** Start **

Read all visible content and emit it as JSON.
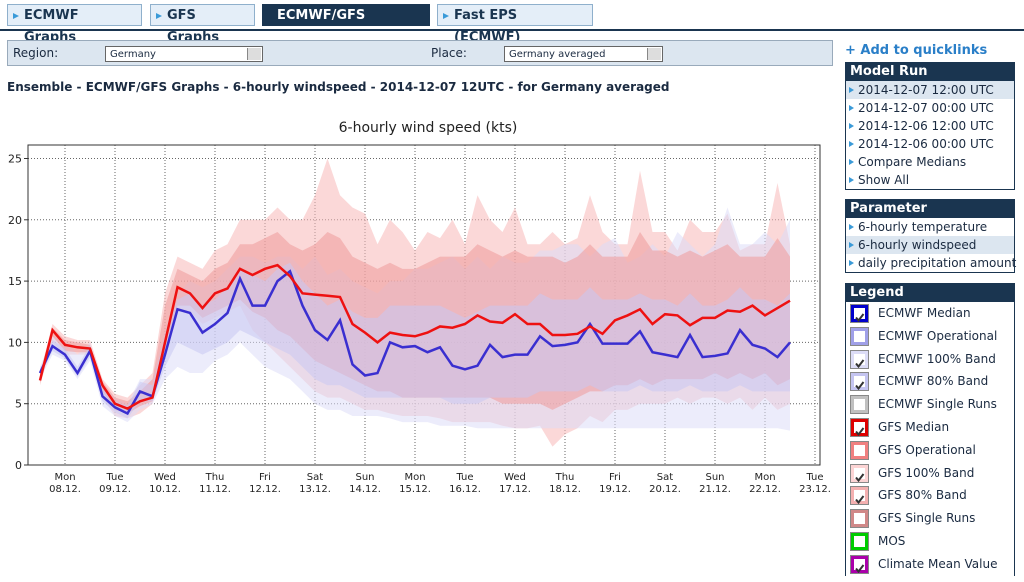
{
  "tabs": [
    {
      "label": "ECMWF Graphs",
      "active": false
    },
    {
      "label": "GFS Graphs",
      "active": false
    },
    {
      "label": "ECMWF/GFS Graphs",
      "active": true
    },
    {
      "label": "Fast EPS (ECMWF)",
      "active": false
    }
  ],
  "controls": {
    "region_label": "Region:",
    "region_value": "Germany",
    "place_label": "Place:",
    "place_value": "Germany averaged"
  },
  "heading": "Ensemble - ECMWF/GFS Graphs - 6-hourly windspeed - 2014-12-07 12UTC - for Germany averaged",
  "sidebar": {
    "quicklinks": "+ Add to quicklinks",
    "model_run": {
      "title": "Model Run",
      "items": [
        {
          "label": "2014-12-07 12:00 UTC",
          "selected": true
        },
        {
          "label": "2014-12-07 00:00 UTC",
          "selected": false
        },
        {
          "label": "2014-12-06 12:00 UTC",
          "selected": false
        },
        {
          "label": "2014-12-06 00:00 UTC",
          "selected": false
        },
        {
          "label": "Compare Medians",
          "selected": false
        },
        {
          "label": "Show All",
          "selected": false
        }
      ]
    },
    "parameter": {
      "title": "Parameter",
      "items": [
        {
          "label": "6-hourly temperature",
          "selected": false
        },
        {
          "label": "6-hourly windspeed",
          "selected": true
        },
        {
          "label": "daily precipitation amount",
          "selected": false
        }
      ]
    },
    "legend": {
      "title": "Legend",
      "items": [
        {
          "label": "ECMWF Median",
          "checked": true,
          "color": "#0000cc"
        },
        {
          "label": "ECMWF Operational",
          "checked": false,
          "color": "#a0a0e8"
        },
        {
          "label": "ECMWF 100% Band",
          "checked": true,
          "color": "#dcdcf6"
        },
        {
          "label": "ECMWF 80% Band",
          "checked": true,
          "color": "#c4c4f0"
        },
        {
          "label": "ECMWF Single Runs",
          "checked": false,
          "color": "#c0c0c0"
        },
        {
          "label": "GFS Median",
          "checked": true,
          "color": "#dd0000"
        },
        {
          "label": "GFS Operational",
          "checked": false,
          "color": "#f08080"
        },
        {
          "label": "GFS 100% Band",
          "checked": true,
          "color": "#fcd4d4"
        },
        {
          "label": "GFS 80% Band",
          "checked": true,
          "color": "#f4b0b0"
        },
        {
          "label": "GFS Single Runs",
          "checked": false,
          "color": "#d08888"
        },
        {
          "label": "MOS",
          "checked": false,
          "color": "#00cc00"
        },
        {
          "label": "Climate Mean Value",
          "checked": true,
          "color": "#aa00aa"
        }
      ]
    }
  },
  "chart_data": {
    "type": "line",
    "title": "6-hourly wind speed (kts)",
    "ylim": [
      0,
      26.1
    ],
    "yticks": [
      0,
      5,
      10,
      15,
      20,
      25
    ],
    "grid": true,
    "categories": [
      null,
      null,
      [
        "Mon",
        "08.12."
      ],
      null,
      null,
      null,
      [
        "Tue",
        "09.12."
      ],
      null,
      null,
      null,
      [
        "Wed",
        "10.12."
      ],
      null,
      null,
      null,
      [
        "Thu",
        "11.12."
      ],
      null,
      null,
      null,
      [
        "Fri",
        "12.12."
      ],
      null,
      null,
      null,
      [
        "Sat",
        "13.12."
      ],
      null,
      null,
      null,
      [
        "Sun",
        "14.12."
      ],
      null,
      null,
      null,
      [
        "Mon",
        "15.12."
      ],
      null,
      null,
      null,
      [
        "Tue",
        "16.12."
      ],
      null,
      null,
      null,
      [
        "Wed",
        "17.12."
      ],
      null,
      null,
      null,
      [
        "Thu",
        "18.12."
      ],
      null,
      null,
      null,
      [
        "Fri",
        "19.12."
      ],
      null,
      null,
      null,
      [
        "Sat",
        "20.12."
      ],
      null,
      null,
      null,
      [
        "Sun",
        "21.12."
      ],
      null,
      null,
      null,
      [
        "Mon",
        "22.12."
      ],
      null,
      null,
      null,
      [
        "Tue",
        "23.12."
      ]
    ],
    "series": [
      {
        "type": "band",
        "color": "#f8b8b8",
        "low": [
          6.5,
          10,
          9,
          9,
          9,
          5.5,
          4,
          3.8,
          4.2,
          5,
          9,
          12.5,
          12.5,
          11.5,
          12,
          12.5,
          13,
          11,
          10,
          9,
          8,
          7,
          6,
          5.5,
          5.5,
          5,
          4.5,
          4.5,
          4.2,
          4,
          4,
          4,
          3.8,
          3.5,
          3.5,
          3.5,
          3.5,
          3.2,
          3,
          3,
          3.2,
          1.5,
          2.5,
          3,
          4,
          3.5,
          4.5,
          4.5,
          5,
          5,
          5,
          5.5,
          5,
          5.5,
          5.5,
          5,
          5.5,
          4.5,
          5.5,
          4.5,
          5,
          null,
          null
        ],
        "high": [
          7.5,
          11.5,
          10.5,
          10.2,
          10.2,
          7,
          5.8,
          5.5,
          6.5,
          7.5,
          14,
          17,
          16.5,
          16,
          17.5,
          18,
          20,
          20,
          20,
          21,
          20,
          20,
          22,
          25,
          22,
          21,
          20.5,
          18,
          20,
          19,
          17.5,
          19,
          18.5,
          20,
          18,
          22,
          20,
          19,
          21,
          18,
          18,
          19,
          18,
          18.5,
          22,
          19,
          18,
          18,
          24,
          19,
          19,
          17.5,
          20,
          19,
          19,
          20.5,
          17.5,
          18,
          18,
          23,
          18,
          null,
          null
        ]
      },
      {
        "type": "band",
        "color": "#dcdcf8",
        "low": [
          7,
          9,
          8.5,
          7,
          8.5,
          4.8,
          4,
          3.5,
          4.5,
          5,
          7,
          8,
          7.5,
          7.5,
          8.5,
          9,
          10,
          9,
          8,
          7.5,
          7,
          6,
          5,
          4.5,
          4.5,
          4,
          4,
          4,
          3.8,
          3.5,
          3.5,
          3.5,
          3.2,
          3.2,
          3.2,
          3,
          3,
          3,
          3,
          3,
          3,
          3,
          3,
          3,
          3,
          3,
          3,
          3,
          3,
          3,
          3,
          3,
          3,
          3,
          3,
          3,
          3,
          3,
          3,
          3,
          2.8,
          null,
          null
        ],
        "high": [
          8,
          10.5,
          10,
          9,
          10,
          6.5,
          5.5,
          5,
          7,
          7,
          11,
          14,
          15,
          14.5,
          15,
          16,
          17,
          17,
          16.5,
          17,
          17,
          16,
          17,
          15.5,
          16,
          15,
          14.5,
          14,
          15,
          15,
          16,
          16,
          16.5,
          17,
          16,
          17,
          16,
          17,
          16.5,
          16.5,
          17.5,
          17.5,
          18,
          18,
          17,
          18,
          18.5,
          16.5,
          17,
          18,
          17,
          19,
          18,
          17,
          18,
          21,
          18,
          18,
          19,
          18,
          20,
          null,
          null
        ]
      },
      {
        "type": "band",
        "color": "#ef9a9a",
        "low": [
          6.7,
          10.5,
          9.3,
          9.2,
          9.2,
          6,
          4.5,
          4.2,
          4.8,
          5.2,
          9.5,
          13,
          13,
          12,
          12.5,
          13,
          13.5,
          12.5,
          12,
          11,
          10.5,
          9.5,
          8.5,
          8,
          7.5,
          7,
          6.5,
          6,
          6,
          5.5,
          5.5,
          5.5,
          5.5,
          5.5,
          5.5,
          5.5,
          5.5,
          5,
          5,
          5,
          5,
          4.5,
          5,
          5.5,
          6,
          6,
          6.5,
          6.5,
          7,
          6.5,
          7,
          7,
          7,
          7,
          7.5,
          7,
          7.5,
          7,
          7.5,
          6.5,
          7,
          null,
          null
        ],
        "high": [
          7.2,
          11.2,
          10.2,
          10,
          9.8,
          6.8,
          5.5,
          5.2,
          6,
          7,
          13,
          16,
          15.5,
          15,
          16,
          16.5,
          18,
          18,
          18.5,
          19,
          18,
          17.5,
          18,
          19,
          18.5,
          17,
          16.5,
          16,
          16.5,
          16,
          16,
          16.5,
          17,
          17,
          17,
          18,
          17.5,
          17,
          17.5,
          17,
          17,
          17,
          16.5,
          17,
          18,
          17,
          17,
          17,
          19,
          17.5,
          17.5,
          17,
          17.5,
          17,
          17.5,
          18,
          17,
          17,
          17,
          18.5,
          17,
          null,
          null
        ]
      },
      {
        "type": "band",
        "color": "#c8c8f2",
        "low": [
          7.2,
          9.3,
          8.7,
          7.2,
          8.8,
          5.2,
          4.3,
          3.8,
          5.2,
          5.2,
          8,
          10,
          9.5,
          9,
          9.5,
          10,
          11,
          10.5,
          10,
          9.5,
          9,
          8,
          7,
          6.5,
          6.5,
          6,
          5.5,
          5.5,
          5.5,
          5.5,
          5.5,
          5.5,
          5.5,
          5,
          5,
          5,
          5.5,
          5.5,
          5.5,
          5.5,
          6,
          6,
          6,
          6,
          6.5,
          6,
          6,
          6,
          6.5,
          6,
          6,
          6,
          6.5,
          6,
          6,
          6,
          6.5,
          6,
          6,
          6,
          6,
          null,
          null
        ],
        "high": [
          7.8,
          10.2,
          9.5,
          8,
          9.8,
          6.2,
          5.2,
          4.8,
          6.8,
          6.5,
          10.5,
          13.5,
          14,
          13,
          13.5,
          14.5,
          16,
          15.5,
          15,
          16,
          16.5,
          15,
          14,
          13,
          13.5,
          12.5,
          12,
          12,
          13,
          13,
          13,
          13,
          13,
          12.5,
          12,
          12.5,
          13,
          13,
          13,
          13,
          14,
          13.5,
          13.5,
          13.5,
          14.5,
          13.5,
          13.5,
          13.5,
          14,
          13.5,
          13.5,
          13,
          14,
          13,
          13,
          13.5,
          14.5,
          13.5,
          13.5,
          13,
          14,
          null,
          null
        ]
      },
      {
        "type": "line",
        "color": "#3a2fd0",
        "values": [
          7.5,
          9.7,
          9.0,
          7.5,
          9.3,
          5.6,
          4.7,
          4.2,
          6.0,
          5.6,
          9.0,
          12.7,
          12.4,
          10.8,
          11.5,
          12.4,
          15.2,
          13.0,
          13.0,
          15.0,
          15.8,
          13.0,
          11.0,
          10.2,
          11.8,
          8.2,
          7.3,
          7.5,
          10.0,
          9.6,
          9.7,
          9.2,
          9.6,
          8.1,
          7.8,
          8.1,
          9.8,
          8.8,
          9.0,
          9.0,
          10.5,
          9.7,
          9.8,
          10.0,
          11.5,
          9.9,
          9.9,
          9.9,
          10.9,
          9.2,
          9.0,
          8.8,
          10.6,
          8.8,
          8.9,
          9.1,
          11.0,
          9.8,
          9.5,
          8.8,
          10.0,
          null,
          null
        ]
      },
      {
        "type": "line",
        "color": "#ee1111",
        "values": [
          6.9,
          11.0,
          9.8,
          9.6,
          9.5,
          6.5,
          5.0,
          4.6,
          5.2,
          5.5,
          10.0,
          14.5,
          14.0,
          12.8,
          14.0,
          14.4,
          16.0,
          15.5,
          16.0,
          16.3,
          15.4,
          14.0,
          13.9,
          13.8,
          13.7,
          11.5,
          10.8,
          10.0,
          10.8,
          10.6,
          10.5,
          10.8,
          11.3,
          11.2,
          11.5,
          12.2,
          11.7,
          11.6,
          12.3,
          11.5,
          11.5,
          10.6,
          10.6,
          10.7,
          11.3,
          10.7,
          11.8,
          12.2,
          12.7,
          11.5,
          12.3,
          12.2,
          11.4,
          12.0,
          12.0,
          12.6,
          12.5,
          13.0,
          12.2,
          12.8,
          13.4,
          null,
          null
        ]
      }
    ]
  }
}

** End **

- STATED EXERCISE:
From the entries above, collect every line with the string "averaged" in it.

- ANSWER TO THE PROBLEM:
    "place_value": "Germany averaged"
  "heading": "Ensemble - ECMWF/GFS Graphs - 6-hourly windspeed - 2014-12-07 12UTC - for Germany averaged",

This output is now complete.